-------- Passage for review
Physical characteristics
- Source: Confluence of Middle Fork and North Fork
- • location: Near Kaycee, Wyoming
- • coordinates: 43°40′30″N 106°30′45″W﻿ / ﻿43.67500°N 106.51250°W
- • elevation: 4,564 ft (1,391 m)
- Mouth: Yellowstone River
- • location: Near Terry, Montana
- • coordinates: 46°44′00″N 105°26′02″W﻿ / ﻿46.73333°N 105.43389°W
- • elevation: 2,241 ft (683 m)
- Length: 375 mi (604 km)
- Basin size: 21,875 sq mi (56,660 km^{2})
- • location: Locate, MT
- • average: 558 cu ft/s (15.8 m^{3}/s)
- • minimum: 0 cu ft/s (0 m^{3}/s)
- • maximum: 31,000 cu ft/s (880 m^{3}/s)

Basin features
- • left: Crazy Woman Creek, Clear Creek, Mizpah Creek
- • right: Wild Horse Creek (Wyoming), Little Powder River

= Powder River (Wyoming and Montana) =

River in Wyoming and Montana, United States

Powder River is a tributary of the Yellowstone River, approximately 375 mi long in northeastern Wyoming and southeastern Montana in the United States. Combined with its tributary, the South Fork Powder River, it is 550 miles long. It drains an area historically known as the Powder River Country on the high plains east of the Bighorn Mountains.

It rises in four forks in north central Wyoming. The North, Red, and Middle forks rise along the eastern slope of the Bighorn Mountains. The South Fork rises on the southern slopes of the Bighorn Mountains west of Casper. The four forks meet on the foothills east of the Bighorns near the town of Kaycee. The combined stream flows northward, east of the Bighorns, and into Montana. It accepts the Little Powder near the town of Broadus, and discharges into the Yellowstone approximately 50 mi downriver from Miles City, Montana. The Powder River was so named (in the English language and local indigenous languages) because the sand along a portion of its banks resembles powder or dust.
----------------
-------- Excerpted data
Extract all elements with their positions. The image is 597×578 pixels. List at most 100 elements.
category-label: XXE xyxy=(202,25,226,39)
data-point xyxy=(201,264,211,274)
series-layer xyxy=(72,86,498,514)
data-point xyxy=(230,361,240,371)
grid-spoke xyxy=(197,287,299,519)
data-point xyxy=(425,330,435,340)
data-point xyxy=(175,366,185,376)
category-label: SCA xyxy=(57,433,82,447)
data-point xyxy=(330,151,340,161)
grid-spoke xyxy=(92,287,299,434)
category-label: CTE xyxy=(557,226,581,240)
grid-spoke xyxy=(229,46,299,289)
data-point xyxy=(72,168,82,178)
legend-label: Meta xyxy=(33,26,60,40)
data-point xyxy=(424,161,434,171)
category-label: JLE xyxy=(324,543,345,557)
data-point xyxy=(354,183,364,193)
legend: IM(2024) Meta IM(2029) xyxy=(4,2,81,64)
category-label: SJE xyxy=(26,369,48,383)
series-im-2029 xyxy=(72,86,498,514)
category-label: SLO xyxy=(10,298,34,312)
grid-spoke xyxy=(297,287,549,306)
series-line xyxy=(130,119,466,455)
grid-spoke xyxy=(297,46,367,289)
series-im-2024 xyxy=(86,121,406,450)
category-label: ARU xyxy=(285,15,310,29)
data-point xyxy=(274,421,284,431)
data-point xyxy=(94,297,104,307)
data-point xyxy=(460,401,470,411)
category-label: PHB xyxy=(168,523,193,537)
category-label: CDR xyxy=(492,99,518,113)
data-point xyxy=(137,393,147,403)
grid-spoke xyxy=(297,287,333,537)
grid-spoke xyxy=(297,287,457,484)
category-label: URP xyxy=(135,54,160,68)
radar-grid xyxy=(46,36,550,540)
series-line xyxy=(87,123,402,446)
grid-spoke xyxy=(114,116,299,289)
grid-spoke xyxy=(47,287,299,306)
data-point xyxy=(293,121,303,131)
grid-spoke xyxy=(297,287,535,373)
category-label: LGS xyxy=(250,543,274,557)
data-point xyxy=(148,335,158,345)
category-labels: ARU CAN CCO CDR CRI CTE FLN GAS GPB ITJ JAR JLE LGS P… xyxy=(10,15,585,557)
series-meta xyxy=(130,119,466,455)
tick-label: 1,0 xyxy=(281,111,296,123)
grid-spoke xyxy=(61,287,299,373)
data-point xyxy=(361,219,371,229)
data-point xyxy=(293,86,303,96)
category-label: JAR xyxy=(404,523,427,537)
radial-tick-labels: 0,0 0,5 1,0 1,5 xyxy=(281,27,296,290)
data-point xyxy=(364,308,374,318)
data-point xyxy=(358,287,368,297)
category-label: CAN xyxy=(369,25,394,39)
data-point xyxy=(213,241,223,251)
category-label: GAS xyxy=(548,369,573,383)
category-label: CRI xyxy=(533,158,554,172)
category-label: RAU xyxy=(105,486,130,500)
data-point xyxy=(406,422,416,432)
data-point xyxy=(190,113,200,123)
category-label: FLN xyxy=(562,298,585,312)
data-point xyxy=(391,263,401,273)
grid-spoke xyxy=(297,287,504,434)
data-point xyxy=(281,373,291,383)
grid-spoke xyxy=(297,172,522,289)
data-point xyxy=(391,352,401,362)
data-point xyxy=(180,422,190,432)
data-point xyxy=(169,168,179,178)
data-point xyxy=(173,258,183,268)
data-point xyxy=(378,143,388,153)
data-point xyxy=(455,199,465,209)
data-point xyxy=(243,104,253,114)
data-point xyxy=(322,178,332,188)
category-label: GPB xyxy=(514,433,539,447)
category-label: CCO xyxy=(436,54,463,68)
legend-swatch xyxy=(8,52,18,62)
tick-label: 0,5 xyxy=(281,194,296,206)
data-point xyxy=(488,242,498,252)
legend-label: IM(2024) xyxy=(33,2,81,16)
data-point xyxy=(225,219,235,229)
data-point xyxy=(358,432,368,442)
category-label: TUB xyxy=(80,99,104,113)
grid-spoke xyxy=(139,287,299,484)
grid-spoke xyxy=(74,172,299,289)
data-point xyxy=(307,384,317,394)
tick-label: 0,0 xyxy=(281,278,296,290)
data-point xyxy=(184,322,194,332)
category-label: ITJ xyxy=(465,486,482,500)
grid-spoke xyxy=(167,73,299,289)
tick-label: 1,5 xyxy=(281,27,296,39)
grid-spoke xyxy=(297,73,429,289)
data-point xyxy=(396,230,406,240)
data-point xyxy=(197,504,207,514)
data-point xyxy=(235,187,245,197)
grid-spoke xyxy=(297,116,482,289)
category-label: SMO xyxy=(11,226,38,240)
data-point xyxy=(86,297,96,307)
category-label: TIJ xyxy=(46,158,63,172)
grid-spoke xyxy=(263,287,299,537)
----------------
About this exercise =>
Reproduce the part of the Powder River passage between "Physical characteristics" and "mi (604 km)", inclusive. You can leave the data aside; it isn't needed here.

Exercise output =>
Physical characteristics
- Source: Confluence of Middle Fork and North Fork
- • location: Near Kaycee, Wyoming
- • coordinates: 43°40′30″N 106°30′45″W﻿ / ﻿43.67500°N 106.51250°W
- • elevation: 4,564 ft (1,391 m)
- Mouth: Yellowstone River
- • location: Near Terry, Montana
- • coordinates: 46°44′00″N 105°26′02″W﻿ / ﻿46.73333°N 105.43389°W
- • elevation: 2,241 ft (683 m)
- Length: 375 mi (604 km)